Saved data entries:
▼▼▼
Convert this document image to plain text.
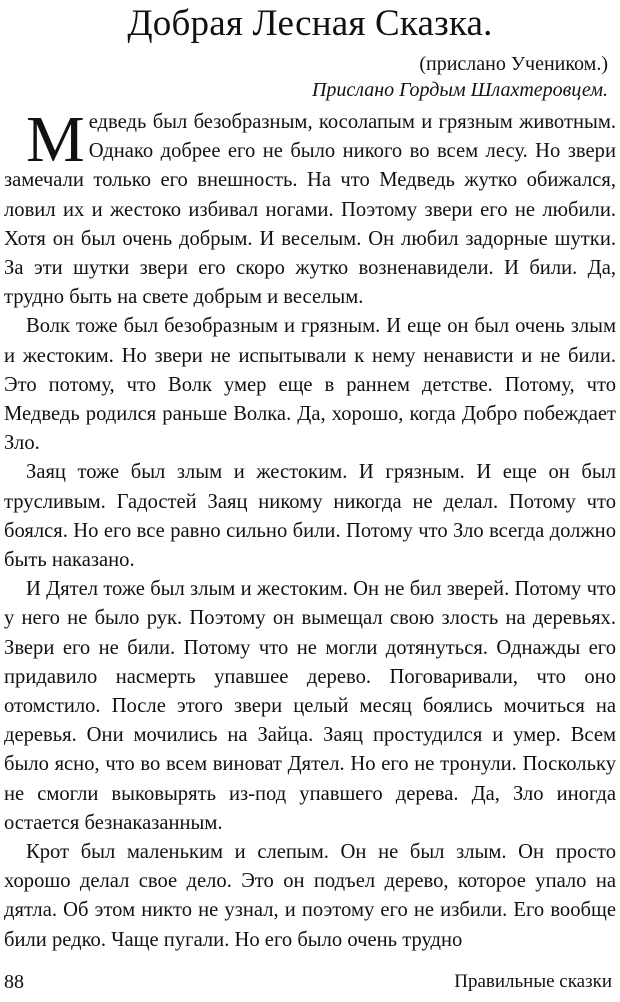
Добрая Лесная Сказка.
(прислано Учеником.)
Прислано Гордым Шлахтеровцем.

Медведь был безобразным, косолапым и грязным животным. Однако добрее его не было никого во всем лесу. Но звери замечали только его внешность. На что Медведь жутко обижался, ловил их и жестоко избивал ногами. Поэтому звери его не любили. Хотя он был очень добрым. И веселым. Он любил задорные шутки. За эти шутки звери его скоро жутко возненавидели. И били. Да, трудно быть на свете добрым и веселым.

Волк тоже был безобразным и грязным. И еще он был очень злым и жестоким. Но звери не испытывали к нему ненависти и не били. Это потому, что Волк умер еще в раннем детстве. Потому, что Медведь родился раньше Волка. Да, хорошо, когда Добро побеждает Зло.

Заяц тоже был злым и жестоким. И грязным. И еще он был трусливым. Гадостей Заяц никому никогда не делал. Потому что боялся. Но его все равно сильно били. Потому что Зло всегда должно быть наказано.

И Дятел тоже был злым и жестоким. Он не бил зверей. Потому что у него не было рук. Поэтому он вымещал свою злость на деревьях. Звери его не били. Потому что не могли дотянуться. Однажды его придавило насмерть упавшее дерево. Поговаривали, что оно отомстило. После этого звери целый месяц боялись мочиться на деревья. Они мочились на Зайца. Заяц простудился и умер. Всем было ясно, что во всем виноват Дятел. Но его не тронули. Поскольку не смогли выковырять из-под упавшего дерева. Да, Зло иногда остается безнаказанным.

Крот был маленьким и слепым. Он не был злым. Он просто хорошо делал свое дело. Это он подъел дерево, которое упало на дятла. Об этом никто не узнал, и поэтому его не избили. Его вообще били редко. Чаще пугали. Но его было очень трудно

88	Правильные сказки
▲▲▲
▼▼▼
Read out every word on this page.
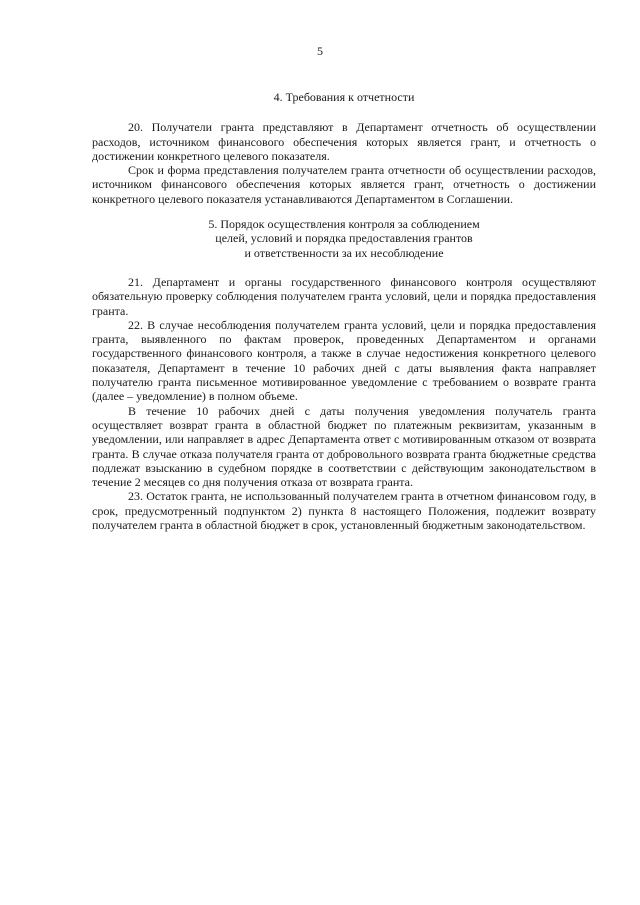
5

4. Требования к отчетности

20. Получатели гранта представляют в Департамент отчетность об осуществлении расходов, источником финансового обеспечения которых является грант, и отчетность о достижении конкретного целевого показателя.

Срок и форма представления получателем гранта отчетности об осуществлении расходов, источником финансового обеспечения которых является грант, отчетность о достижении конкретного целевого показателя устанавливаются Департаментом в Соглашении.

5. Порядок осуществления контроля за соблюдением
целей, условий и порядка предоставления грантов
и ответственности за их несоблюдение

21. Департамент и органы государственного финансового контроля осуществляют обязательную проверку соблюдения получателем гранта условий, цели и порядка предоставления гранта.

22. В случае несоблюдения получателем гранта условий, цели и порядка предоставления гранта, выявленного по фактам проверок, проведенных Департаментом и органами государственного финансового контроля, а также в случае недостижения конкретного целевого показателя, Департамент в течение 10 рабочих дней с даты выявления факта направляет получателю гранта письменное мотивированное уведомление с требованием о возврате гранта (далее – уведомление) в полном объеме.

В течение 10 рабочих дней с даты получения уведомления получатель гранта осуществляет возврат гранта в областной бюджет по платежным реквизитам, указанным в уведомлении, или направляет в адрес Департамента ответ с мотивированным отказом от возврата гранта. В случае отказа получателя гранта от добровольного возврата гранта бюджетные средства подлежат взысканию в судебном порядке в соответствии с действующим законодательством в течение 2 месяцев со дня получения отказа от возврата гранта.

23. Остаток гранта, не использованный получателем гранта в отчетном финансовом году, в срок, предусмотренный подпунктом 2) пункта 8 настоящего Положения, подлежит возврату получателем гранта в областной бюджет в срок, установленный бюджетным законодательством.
▲▲▲
Take every line from the data that contains the word "было".

◆ **RESULT FOR THIS TASK**
Медведь был безобразным, косолапым и грязным животным. Однако добрее его не было никого во всем лесу. Но звери замечали только его внешность. На что Медведь жутко обижался, ловил их и жестоко избивал ногами. Поэтому звери его не любили. Хотя он был очень добрым. И веселым. Он любил задорные шутки. За эти шутки звери его скоро жутко возненавидели. И били. Да, трудно быть на свете добрым и веселым.
И Дятел тоже был злым и жестоким. Он не бил зверей. Потому что у него не было рук. Поэтому он вымещал свою злость на деревьях. Звери его не били. Потому что не могли дотянуться. Однажды его придавило насмерть упавшее дерево. Поговаривали, что оно отомстило. После этого звери целый месяц боялись мочиться на деревья. Они мочились на Зайца. Заяц простудился и умер. Всем было ясно, что во всем виноват Дятел. Но его не тронули. Поскольку не смогли выковырять из-под упавшего дерева. Да, Зло иногда остается безнаказанным.
Крот был маленьким и слепым. Он не был злым. Он просто хорошо делал свое дело. Это он подъел дерево, которое упало на дятла. Об этом никто не узнал, и поэтому его не избили. Его вообще били редко. Чаще пугали. Но его было очень трудно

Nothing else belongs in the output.